**Task**
Transcribe the records that follow exactly. Skip the pictures.

————

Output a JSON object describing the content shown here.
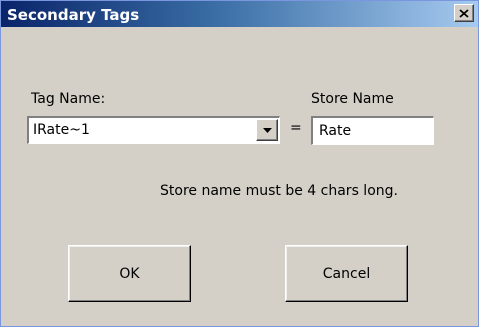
{
  "dialog": {
    "title": "Secondary Tags",
    "close_symbol": "✕"
  },
  "form": {
    "tag_name_label": "Tag Name:",
    "tag_name_value": "IRate~1",
    "equals": "=",
    "store_name_label": "Store Name",
    "store_name_value": "Rate",
    "hint": "Store name must be 4 chars long."
  },
  "buttons": {
    "ok": "OK",
    "cancel": "Cancel"
  },
  "icons": {
    "close": "close-icon",
    "dropdown": "chevron-down-icon"
  }
}
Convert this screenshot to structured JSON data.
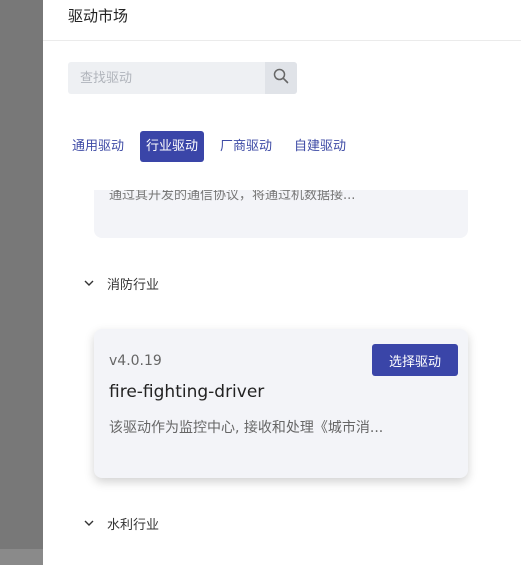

————

**Response below**
Output a JSON object describing the content shown here.
{
  "dialog": {
    "title": "Secondary Tags",
    "close_symbol": "✕"
  },
  "form": {
    "tag_name_label": "Tag Name:",
    "tag_name_value": "IRate~1",
    "equals": "=",
    "store_name_label": "Store Name",
    "store_name_value": "Rate",
    "hint": "Store name must be 4 chars long."
  },
  "buttons": {
    "ok": "OK",
    "cancel": "Cancel"
  },
  "icons": {
    "close": "close-icon",
    "dropdown": "chevron-down-icon"
  }
}
Convert this screenshot to structured JSON data.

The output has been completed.